Copy out lines with the word "foglio" from the material that follows.

:::::

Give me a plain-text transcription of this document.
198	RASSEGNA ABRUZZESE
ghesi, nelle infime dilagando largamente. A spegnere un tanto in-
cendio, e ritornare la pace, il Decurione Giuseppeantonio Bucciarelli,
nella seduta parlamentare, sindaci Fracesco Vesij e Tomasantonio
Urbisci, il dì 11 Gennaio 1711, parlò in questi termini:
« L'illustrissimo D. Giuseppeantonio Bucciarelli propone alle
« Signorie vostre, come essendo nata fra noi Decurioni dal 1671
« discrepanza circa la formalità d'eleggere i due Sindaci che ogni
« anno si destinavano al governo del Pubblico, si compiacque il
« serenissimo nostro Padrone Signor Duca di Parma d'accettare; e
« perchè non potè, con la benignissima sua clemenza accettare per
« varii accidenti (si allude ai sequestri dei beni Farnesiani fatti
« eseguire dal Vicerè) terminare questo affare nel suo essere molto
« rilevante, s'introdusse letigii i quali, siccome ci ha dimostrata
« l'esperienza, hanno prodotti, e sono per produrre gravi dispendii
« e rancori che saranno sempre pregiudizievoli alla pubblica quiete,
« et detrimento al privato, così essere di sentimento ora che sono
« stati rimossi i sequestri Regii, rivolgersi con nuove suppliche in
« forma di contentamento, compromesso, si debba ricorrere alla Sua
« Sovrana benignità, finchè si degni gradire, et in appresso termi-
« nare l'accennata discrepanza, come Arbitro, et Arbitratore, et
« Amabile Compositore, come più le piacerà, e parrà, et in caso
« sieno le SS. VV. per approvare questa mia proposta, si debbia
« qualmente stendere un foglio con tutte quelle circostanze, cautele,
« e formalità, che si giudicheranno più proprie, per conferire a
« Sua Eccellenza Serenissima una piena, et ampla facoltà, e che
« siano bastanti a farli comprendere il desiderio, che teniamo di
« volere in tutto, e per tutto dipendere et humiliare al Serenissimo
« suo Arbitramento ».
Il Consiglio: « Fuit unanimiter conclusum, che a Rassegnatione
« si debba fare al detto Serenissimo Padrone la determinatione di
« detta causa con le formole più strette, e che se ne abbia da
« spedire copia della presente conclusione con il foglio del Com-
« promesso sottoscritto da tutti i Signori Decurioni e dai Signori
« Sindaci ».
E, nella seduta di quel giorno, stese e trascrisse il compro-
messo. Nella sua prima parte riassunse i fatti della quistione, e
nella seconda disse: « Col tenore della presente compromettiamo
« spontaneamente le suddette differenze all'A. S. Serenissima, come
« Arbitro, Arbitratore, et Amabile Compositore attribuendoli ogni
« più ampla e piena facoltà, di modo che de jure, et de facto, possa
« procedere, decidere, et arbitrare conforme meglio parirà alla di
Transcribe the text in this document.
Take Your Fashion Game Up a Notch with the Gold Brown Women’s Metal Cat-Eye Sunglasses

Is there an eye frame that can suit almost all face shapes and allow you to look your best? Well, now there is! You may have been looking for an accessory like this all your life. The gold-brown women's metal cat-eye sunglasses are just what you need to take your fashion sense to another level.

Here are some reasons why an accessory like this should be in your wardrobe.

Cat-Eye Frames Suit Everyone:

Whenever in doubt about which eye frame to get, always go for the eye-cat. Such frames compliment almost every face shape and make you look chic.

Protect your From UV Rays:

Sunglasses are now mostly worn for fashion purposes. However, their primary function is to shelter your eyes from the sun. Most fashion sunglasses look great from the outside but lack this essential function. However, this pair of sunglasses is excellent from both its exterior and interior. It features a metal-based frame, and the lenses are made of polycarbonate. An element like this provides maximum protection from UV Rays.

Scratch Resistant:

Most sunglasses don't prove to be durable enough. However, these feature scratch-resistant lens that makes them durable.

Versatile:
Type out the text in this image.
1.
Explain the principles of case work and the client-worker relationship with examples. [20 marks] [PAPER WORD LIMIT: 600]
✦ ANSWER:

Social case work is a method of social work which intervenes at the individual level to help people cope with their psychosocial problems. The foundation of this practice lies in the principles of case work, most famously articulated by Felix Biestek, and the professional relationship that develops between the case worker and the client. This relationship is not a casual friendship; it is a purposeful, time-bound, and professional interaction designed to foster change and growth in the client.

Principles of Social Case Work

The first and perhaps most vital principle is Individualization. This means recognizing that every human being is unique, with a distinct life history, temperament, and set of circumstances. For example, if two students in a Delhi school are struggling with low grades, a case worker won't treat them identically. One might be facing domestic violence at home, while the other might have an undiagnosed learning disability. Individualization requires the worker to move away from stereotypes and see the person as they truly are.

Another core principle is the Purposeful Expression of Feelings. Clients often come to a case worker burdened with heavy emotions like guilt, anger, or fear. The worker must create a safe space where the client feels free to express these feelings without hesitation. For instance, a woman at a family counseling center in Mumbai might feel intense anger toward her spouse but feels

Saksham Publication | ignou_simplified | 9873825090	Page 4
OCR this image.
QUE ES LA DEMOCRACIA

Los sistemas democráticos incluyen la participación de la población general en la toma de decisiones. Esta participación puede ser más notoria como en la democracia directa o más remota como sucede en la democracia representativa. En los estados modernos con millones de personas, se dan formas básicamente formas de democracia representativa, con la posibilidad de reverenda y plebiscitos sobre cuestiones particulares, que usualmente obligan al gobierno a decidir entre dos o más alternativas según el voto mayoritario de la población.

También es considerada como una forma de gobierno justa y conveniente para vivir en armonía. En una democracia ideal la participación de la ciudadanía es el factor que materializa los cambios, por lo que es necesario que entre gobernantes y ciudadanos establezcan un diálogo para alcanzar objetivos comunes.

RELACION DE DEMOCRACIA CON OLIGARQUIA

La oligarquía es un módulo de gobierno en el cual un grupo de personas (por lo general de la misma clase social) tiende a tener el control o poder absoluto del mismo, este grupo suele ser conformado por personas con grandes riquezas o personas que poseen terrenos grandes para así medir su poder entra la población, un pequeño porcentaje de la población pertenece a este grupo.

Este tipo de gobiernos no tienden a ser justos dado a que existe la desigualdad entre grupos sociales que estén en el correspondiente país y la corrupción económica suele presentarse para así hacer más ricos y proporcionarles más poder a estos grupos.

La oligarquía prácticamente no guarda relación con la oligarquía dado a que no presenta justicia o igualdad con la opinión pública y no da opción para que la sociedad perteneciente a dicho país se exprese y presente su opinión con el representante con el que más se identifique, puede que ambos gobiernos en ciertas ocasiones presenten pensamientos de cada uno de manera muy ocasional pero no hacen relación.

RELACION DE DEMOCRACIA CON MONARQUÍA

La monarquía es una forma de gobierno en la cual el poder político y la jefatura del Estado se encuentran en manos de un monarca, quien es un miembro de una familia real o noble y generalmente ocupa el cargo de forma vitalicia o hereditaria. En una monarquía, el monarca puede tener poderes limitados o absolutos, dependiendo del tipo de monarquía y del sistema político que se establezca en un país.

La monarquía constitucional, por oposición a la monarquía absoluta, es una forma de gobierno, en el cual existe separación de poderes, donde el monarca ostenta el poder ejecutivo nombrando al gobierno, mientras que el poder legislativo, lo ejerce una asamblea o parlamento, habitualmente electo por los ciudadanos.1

:::::

**Task response**.
« qualmente stendere un foglio con tutte quelle circostanze, cautele,
« spedire copia della presente conclusione con il foglio del Com-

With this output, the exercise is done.